→ Problem
Your task is to print all of the data word for word.

Collected data:
#####

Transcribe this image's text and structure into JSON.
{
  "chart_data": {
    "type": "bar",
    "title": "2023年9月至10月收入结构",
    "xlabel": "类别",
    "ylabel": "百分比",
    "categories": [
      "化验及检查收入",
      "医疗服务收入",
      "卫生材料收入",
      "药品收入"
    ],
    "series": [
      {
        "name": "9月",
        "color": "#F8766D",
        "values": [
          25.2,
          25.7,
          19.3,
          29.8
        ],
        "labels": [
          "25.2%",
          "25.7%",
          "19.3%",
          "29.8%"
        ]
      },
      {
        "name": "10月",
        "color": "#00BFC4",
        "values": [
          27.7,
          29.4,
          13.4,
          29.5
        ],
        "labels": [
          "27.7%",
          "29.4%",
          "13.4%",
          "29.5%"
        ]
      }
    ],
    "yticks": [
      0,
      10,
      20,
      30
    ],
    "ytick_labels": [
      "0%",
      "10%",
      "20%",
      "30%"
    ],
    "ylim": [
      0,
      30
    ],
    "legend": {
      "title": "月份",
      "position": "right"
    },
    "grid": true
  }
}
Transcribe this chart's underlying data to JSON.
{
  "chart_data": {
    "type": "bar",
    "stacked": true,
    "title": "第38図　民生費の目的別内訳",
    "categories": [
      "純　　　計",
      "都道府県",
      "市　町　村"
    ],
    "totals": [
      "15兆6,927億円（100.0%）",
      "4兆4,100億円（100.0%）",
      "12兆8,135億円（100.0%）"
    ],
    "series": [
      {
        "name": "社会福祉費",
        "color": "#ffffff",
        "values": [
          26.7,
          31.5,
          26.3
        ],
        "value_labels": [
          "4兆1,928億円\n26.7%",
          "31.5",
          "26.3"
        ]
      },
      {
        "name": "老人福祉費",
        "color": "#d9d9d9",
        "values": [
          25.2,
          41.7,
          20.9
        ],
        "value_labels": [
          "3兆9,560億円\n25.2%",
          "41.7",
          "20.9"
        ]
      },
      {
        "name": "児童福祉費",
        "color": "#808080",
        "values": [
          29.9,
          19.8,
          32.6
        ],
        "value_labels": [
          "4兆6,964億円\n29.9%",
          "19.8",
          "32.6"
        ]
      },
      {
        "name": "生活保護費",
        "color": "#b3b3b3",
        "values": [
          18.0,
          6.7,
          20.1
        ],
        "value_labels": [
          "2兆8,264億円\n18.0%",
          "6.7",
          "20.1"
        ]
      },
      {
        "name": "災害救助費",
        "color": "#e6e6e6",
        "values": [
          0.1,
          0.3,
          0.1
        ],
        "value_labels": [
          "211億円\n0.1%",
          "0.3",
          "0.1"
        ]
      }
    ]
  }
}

#####

→ Solution to this task
Transcribe this image's text and structure into JSON.
{
  "chart_data": {
    "type": "bar",
    "title": "2023年9月至10月收入结构",
    "xlabel": "类别",
    "ylabel": "百分比",
    "categories": [
      "化验及检查收入",
      "医疗服务收入",
      "卫生材料收入",
      "药品收入"
    ],
    "series": [
      {
        "name": "9月",
        "color": "#F8766D",
        "values": [
          25.2,
          25.7,
          19.3,
          29.8
        ],
        "labels": [
          "25.2%",
          "25.7%",
          "19.3%",
          "29.8%"
        ]
      },
      {
        "name": "10月",
        "color": "#00BFC4",
        "values": [
          27.7,
          29.4,
          13.4,
          29.5
        ],
        "labels": [
          "27.7%",
          "29.4%",
          "13.4%",
          "29.5%"
        ]
      }
    ],
    "yticks": [
      0,
      10,
      20,
      30
    ],
    "ytick_labels": [
      "0%",
      "10%",
      "20%",
      "30%"
    ],
    "ylim": [
      0,
      30
    ],
    "legend": {
      "title": "月份",
      "position": "right"
    },
    "grid": true
  }
}
Transcribe this chart's underlying data to JSON.
{
  "chart_data": {
    "type": "bar",
    "stacked": true,
    "title": "第38図　民生費の目的別内訳",
    "categories": [
      "純　　　計",
      "都道府県",
      "市　町　村"
    ],
    "totals": [
      "15兆6,927億円（100.0%）",
      "4兆4,100億円（100.0%）",
      "12兆8,135億円（100.0%）"
    ],
    "series": [
      {
        "name": "社会福祉費",
        "color": "#ffffff",
        "values": [
          26.7,
          31.5,
          26.3
        ],
        "value_labels": [
          "4兆1,928億円\n26.7%",
          "31.5",
          "26.3"
        ]
      },
      {
        "name": "老人福祉費",
        "color": "#d9d9d9",
        "values": [
          25.2,
          41.7,
          20.9
        ],
        "value_labels": [
          "3兆9,560億円\n25.2%",
          "41.7",
          "20.9"
        ]
      },
      {
        "name": "児童福祉費",
        "color": "#808080",
        "values": [
          29.9,
          19.8,
          32.6
        ],
        "value_labels": [
          "4兆6,964億円\n29.9%",
          "19.8",
          "32.6"
        ]
      },
      {
        "name": "生活保護費",
        "color": "#b3b3b3",
        "values": [
          18.0,
          6.7,
          20.1
        ],
        "value_labels": [
          "2兆8,264億円\n18.0%",
          "6.7",
          "20.1"
        ]
      },
      {
        "name": "災害救助費",
        "color": "#e6e6e6",
        "values": [
          0.1,
          0.3,
          0.1
        ],
        "value_labels": [
          "211億円\n0.1%",
          "0.3",
          "0.1"
        ]
      }
    ]
  }
}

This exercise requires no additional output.